Recorded data

__________________________________________________

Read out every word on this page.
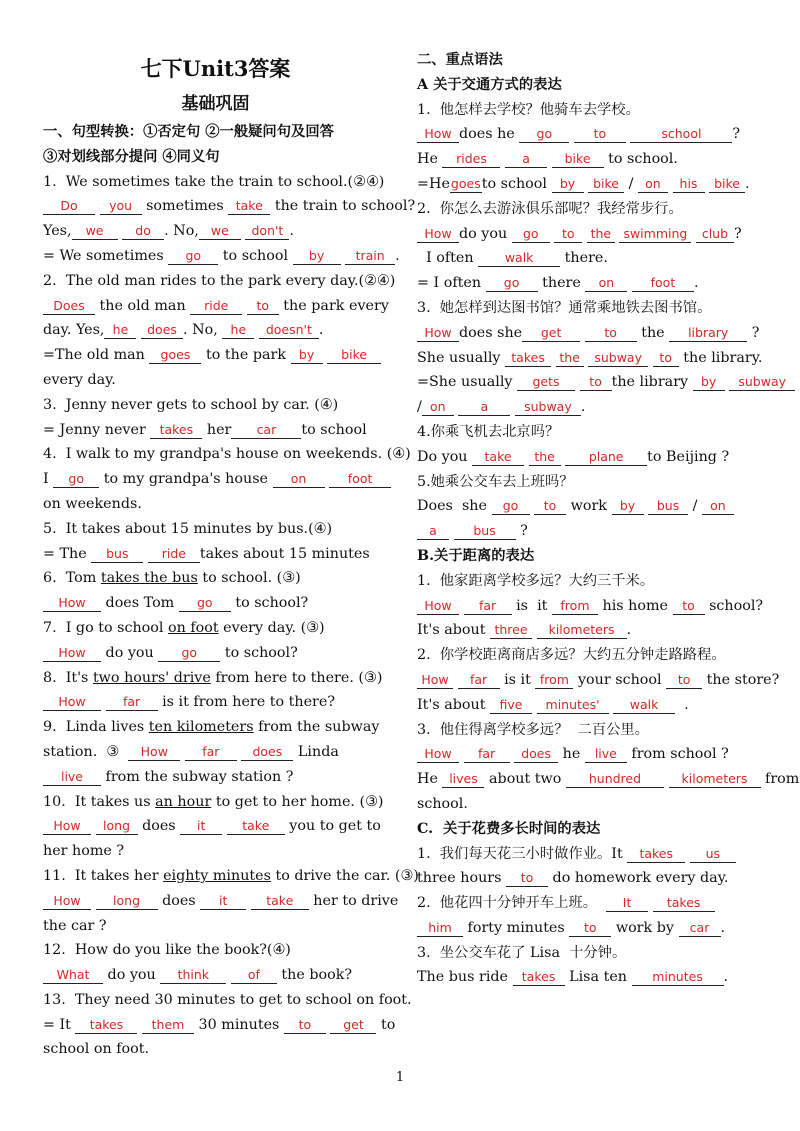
七下Unit3答案
基础巩固
一、句型转换：①否定句 ②一般疑问句及回答
③对划线部分提问 ④同义句
1.  We sometimes take the train to school.(②④)
Do	you sometimes take the train to school?
Yes, we	do . No, we don't .
= We sometimes go to school by	train .
2.  The old man rides to the park every day.(②④)
Does the old man ride to the park every
day. Yes, he does . No, he doesn't .
=The old man goes to the park by bike
every day.
3.  Jenny never gets to school by car. (④)
= Jenny never takes her car to school
4.  I walk to my grandpa's house on weekends. (④)
I go to my grandpa's house on	foot
on weekends.
5.  It takes about 15 minutes by bus.(④)
= The bus	ride takes about 15 minutes
6.  Tom takes the bus to school. (③)
How does Tom go to school?
7.  I go to school on foot every day. (③)
How do you go to school?
8.  It's two hours' drive from here to there. (③)
How	far is it from here to there?
9.  Linda lives ten kilometers from the subway
station.  ③  How	far	does Linda
live from the subway station ?
10.  It takes us an hour to get to her home. (③)
How long does it	take you to get to
her home ?
11.  It takes her eighty minutes to drive the car. (③)
How	long does it	take her to drive
the car ?
12.  How do you like the book?(④)
What do you think	of the book?
13.  They need 30 minutes to get to school on foot.
= It takes them 30 minutes to	get to
school on foot.
二、重点语法
A 关于交通方式的表达
1.  他怎样去学校？他骑车去学校。
How does he go	to	school ?
He rides	a	bike to school.
=Hegoesto school by bike / on his bike .
2.  你怎么去游泳俱乐部呢？我经常步行。
How do you go to the swimming club ?
I often walk there.
= I often go there on	foot .
3.  她怎样到达图书馆？通常乘地铁去图书馆。
How does she get	to the library ?
She usually takes the subway to the library.
=She usually gets to the library by subway
/ on	a	subway .
4.你乘飞机去北京吗？
Do you take the	plane to Beijing ?
5.她乘公交车去上班吗？
Does  she go to work by bus / on
a	bus ?
B.关于距离的表达
1.  他家距离学校多远？大约三千米。
How far is  it from his home to school?
It's about three kilometers .
2.  你学校距离商店多远？大约五分钟走路路程。
How far is it from your school to the store?
It's about five minutes' walk  .
3.  他住得离学校多远？  二百公里。
How far does he live from school ?
He lives about two hundred	kilometers from
school.
C.  关于花费多长时间的表达
1.  我们每天花三小时做作业。It takes	us
three hours to do homework every day.
2.  他花四十分钟开车上班。  It	takes
him forty minutes to work by car .
3.  坐公交车花了 Lisa  十分钟。
The bus ride takes Lisa ten minutes .
1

__________________________________________________

(Written request) Look through the data above. Copy every line with the string "Jenny" in it.

(Complete response)
3.  Jenny never gets to school by car. (④)
= Jenny never takes her car to school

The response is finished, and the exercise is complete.